EXERCISE INPUT:
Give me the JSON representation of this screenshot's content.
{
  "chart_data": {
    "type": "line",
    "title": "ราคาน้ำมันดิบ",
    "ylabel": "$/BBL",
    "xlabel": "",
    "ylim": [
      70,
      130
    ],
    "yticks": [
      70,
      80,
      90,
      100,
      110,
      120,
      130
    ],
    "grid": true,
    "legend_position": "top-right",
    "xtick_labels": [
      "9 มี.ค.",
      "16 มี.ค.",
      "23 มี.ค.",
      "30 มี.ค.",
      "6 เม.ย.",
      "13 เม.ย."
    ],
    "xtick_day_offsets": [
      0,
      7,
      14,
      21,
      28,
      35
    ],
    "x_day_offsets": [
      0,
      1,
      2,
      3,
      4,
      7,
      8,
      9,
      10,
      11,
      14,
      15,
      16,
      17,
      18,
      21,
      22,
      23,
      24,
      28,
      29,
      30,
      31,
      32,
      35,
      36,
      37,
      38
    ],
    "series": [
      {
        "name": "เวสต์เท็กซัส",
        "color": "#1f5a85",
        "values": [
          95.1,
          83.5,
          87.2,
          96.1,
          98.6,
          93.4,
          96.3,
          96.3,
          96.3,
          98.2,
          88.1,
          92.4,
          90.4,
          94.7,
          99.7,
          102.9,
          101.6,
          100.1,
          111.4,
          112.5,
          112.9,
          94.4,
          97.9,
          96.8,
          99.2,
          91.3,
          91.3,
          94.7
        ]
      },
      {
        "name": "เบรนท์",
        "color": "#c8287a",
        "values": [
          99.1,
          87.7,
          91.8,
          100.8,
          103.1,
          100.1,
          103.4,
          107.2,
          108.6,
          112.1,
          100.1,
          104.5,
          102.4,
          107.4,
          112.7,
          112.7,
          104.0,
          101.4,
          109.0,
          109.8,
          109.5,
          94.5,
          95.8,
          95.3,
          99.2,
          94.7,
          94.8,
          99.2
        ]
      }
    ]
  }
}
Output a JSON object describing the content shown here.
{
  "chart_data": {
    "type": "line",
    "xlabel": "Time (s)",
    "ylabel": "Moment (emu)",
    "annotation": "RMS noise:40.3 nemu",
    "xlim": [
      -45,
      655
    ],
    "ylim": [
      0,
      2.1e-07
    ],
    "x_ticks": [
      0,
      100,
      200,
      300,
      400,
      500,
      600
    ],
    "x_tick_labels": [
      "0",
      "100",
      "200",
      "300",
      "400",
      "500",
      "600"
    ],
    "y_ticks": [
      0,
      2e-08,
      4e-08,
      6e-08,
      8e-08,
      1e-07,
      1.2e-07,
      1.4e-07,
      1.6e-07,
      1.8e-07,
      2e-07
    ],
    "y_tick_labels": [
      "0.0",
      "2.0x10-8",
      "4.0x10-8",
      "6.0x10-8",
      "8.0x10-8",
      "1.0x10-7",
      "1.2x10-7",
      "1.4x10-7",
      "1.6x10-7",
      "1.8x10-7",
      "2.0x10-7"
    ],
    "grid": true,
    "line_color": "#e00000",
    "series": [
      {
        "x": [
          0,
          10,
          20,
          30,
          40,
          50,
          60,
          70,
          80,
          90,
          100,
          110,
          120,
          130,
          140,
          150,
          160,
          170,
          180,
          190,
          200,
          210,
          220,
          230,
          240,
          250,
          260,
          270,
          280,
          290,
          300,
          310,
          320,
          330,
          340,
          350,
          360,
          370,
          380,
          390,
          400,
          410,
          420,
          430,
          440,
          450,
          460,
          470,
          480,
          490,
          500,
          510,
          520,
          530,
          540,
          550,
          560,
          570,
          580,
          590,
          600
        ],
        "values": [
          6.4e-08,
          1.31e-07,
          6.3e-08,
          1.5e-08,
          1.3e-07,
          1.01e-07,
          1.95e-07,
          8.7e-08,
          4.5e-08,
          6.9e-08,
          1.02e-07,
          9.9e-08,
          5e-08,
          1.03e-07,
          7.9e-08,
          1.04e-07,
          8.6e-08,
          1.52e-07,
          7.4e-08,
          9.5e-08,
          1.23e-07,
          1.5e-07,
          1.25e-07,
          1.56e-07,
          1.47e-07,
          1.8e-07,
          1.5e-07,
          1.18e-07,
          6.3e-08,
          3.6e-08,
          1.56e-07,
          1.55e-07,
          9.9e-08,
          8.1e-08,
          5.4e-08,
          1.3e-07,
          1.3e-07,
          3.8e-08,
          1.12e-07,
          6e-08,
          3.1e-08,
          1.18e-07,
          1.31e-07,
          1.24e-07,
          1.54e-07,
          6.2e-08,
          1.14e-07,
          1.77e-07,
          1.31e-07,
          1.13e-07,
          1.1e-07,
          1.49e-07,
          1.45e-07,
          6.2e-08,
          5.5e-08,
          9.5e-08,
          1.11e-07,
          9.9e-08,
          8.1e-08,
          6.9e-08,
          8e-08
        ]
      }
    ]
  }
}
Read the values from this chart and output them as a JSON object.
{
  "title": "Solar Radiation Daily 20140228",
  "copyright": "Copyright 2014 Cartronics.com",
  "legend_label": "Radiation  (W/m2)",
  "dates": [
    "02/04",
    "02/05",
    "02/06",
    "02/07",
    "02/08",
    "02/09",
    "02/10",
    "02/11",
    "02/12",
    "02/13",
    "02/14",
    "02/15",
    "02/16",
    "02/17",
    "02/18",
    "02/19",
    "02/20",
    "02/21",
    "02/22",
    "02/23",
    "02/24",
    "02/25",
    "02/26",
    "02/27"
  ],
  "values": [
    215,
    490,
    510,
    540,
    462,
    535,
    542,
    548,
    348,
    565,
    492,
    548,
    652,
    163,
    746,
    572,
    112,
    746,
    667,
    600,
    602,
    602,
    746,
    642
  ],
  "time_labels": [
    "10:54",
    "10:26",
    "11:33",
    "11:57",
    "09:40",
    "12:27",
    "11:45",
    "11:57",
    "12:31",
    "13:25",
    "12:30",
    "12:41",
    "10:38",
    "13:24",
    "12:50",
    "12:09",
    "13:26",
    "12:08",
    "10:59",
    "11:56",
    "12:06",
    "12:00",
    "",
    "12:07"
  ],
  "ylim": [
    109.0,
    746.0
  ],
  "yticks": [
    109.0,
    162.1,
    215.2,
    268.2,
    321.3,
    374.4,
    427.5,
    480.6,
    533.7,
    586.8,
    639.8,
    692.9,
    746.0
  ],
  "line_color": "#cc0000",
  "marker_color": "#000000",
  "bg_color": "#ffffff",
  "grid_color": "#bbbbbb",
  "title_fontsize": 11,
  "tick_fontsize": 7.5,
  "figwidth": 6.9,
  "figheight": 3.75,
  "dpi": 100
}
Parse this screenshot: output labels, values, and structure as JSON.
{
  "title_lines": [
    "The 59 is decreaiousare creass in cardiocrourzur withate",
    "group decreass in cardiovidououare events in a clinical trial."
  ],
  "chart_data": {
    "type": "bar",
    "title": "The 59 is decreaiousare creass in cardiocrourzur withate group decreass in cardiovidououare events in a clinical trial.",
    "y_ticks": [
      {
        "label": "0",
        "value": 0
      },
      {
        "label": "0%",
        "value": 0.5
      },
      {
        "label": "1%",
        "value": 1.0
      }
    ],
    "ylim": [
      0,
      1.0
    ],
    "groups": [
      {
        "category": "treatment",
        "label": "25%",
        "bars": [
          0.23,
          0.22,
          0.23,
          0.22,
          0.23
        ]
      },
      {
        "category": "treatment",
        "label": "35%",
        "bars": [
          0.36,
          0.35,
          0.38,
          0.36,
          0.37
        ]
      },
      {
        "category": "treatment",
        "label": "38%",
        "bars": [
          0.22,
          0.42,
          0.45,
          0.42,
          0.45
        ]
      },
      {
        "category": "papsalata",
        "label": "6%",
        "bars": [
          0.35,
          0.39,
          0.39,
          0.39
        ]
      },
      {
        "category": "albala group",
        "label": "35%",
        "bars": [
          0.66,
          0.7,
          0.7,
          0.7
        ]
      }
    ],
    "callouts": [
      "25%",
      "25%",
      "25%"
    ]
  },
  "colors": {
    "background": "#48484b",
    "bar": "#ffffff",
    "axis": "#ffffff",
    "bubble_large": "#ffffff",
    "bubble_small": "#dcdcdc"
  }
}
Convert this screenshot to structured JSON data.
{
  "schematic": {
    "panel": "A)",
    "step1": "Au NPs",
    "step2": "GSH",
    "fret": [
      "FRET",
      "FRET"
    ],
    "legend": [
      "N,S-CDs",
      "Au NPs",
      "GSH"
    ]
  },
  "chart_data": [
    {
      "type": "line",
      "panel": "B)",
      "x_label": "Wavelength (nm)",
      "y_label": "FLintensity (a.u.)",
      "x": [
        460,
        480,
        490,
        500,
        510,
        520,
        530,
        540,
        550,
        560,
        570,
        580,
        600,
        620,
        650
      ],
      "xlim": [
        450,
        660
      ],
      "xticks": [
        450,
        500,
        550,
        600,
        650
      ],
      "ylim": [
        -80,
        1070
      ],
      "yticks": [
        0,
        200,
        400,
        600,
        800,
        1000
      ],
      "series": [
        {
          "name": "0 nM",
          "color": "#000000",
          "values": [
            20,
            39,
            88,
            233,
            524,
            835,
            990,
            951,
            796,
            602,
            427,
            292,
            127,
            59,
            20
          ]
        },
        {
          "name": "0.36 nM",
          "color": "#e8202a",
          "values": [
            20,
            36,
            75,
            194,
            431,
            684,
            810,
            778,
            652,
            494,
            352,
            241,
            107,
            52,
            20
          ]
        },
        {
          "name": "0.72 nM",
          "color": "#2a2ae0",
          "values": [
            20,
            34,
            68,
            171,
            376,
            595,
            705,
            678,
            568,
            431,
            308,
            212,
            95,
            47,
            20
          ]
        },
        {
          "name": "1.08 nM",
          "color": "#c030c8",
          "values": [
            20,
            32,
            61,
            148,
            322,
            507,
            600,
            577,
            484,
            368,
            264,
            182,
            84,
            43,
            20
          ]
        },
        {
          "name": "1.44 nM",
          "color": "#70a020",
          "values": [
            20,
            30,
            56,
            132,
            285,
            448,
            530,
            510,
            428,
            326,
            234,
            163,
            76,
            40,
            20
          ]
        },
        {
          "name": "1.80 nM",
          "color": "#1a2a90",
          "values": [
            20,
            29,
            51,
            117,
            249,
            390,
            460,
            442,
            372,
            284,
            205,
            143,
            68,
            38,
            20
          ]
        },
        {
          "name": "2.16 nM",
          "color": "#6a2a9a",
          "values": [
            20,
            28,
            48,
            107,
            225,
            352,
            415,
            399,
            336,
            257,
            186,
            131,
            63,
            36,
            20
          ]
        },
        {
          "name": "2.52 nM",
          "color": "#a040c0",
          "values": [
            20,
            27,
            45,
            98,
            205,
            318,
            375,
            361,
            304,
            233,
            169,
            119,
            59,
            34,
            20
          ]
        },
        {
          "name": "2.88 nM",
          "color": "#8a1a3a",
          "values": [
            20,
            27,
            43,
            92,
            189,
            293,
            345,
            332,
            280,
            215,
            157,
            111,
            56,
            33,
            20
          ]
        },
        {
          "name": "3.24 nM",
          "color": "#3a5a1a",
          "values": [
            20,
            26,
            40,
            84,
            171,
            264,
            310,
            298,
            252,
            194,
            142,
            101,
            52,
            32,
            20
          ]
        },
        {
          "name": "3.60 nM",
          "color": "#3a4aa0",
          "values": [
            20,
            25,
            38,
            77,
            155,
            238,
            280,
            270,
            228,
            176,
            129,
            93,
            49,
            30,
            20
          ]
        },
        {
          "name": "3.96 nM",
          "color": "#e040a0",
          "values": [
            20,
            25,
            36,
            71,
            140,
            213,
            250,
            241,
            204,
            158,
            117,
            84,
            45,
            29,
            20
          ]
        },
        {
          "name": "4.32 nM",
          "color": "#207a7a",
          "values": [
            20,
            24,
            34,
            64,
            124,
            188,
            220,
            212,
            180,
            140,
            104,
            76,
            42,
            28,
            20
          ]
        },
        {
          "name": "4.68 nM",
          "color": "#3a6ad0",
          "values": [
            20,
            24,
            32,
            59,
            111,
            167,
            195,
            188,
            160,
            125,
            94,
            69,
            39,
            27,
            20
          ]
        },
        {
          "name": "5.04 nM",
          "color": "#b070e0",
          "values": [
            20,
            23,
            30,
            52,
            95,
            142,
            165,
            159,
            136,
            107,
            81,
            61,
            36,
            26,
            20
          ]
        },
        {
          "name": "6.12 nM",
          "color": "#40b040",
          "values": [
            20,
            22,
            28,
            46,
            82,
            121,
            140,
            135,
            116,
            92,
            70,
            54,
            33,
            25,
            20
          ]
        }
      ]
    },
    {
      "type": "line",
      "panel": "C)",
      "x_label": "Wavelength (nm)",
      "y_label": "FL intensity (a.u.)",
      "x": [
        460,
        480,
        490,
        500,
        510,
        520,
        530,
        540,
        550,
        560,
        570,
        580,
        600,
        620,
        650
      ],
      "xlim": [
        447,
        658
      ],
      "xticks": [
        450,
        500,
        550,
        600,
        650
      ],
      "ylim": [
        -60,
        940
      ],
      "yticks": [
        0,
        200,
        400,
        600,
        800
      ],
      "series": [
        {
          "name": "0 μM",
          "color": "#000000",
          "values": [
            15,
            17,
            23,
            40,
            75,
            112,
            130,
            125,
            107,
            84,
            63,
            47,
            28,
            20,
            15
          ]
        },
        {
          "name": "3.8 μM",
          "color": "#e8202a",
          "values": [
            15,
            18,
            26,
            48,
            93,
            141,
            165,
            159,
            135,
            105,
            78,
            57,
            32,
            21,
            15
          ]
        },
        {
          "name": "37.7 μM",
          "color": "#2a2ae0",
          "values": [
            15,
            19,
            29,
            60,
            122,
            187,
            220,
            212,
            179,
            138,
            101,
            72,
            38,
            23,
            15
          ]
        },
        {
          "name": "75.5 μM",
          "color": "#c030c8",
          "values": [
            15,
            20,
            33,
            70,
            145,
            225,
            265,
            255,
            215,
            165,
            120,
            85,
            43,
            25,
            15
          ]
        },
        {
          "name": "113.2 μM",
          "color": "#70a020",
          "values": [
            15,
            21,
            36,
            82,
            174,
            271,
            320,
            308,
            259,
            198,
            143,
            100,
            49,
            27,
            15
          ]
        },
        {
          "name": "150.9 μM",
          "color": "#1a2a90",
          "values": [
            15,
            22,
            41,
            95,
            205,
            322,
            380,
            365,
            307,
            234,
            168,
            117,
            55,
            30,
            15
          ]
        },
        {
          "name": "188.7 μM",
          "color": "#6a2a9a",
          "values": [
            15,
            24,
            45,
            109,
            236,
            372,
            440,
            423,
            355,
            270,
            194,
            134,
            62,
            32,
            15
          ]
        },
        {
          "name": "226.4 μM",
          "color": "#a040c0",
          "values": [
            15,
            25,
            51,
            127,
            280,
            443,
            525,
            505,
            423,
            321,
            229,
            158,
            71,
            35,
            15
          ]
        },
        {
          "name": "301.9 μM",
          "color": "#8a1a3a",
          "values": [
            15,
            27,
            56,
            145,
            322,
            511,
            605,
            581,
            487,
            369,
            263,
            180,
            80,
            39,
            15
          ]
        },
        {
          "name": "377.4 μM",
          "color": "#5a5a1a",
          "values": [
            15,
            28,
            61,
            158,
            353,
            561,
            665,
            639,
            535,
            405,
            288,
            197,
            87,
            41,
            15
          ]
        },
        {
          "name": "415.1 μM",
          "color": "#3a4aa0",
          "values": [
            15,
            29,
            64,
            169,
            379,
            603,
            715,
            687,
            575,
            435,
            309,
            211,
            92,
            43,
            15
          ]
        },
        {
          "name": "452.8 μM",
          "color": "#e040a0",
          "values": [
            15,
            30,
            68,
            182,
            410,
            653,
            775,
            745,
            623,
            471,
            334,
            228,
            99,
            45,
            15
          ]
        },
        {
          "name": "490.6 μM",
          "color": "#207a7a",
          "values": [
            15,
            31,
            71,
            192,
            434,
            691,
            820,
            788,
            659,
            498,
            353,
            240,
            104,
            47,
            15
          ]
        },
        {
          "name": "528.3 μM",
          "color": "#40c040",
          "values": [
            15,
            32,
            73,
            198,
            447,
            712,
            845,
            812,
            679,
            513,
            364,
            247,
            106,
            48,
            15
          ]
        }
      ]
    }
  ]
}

DESCRIPTION OF THE TASK:
What is the number of lines that contain "this"? Reply with that number alone.

ANSWER TO THE EXERCISE:
4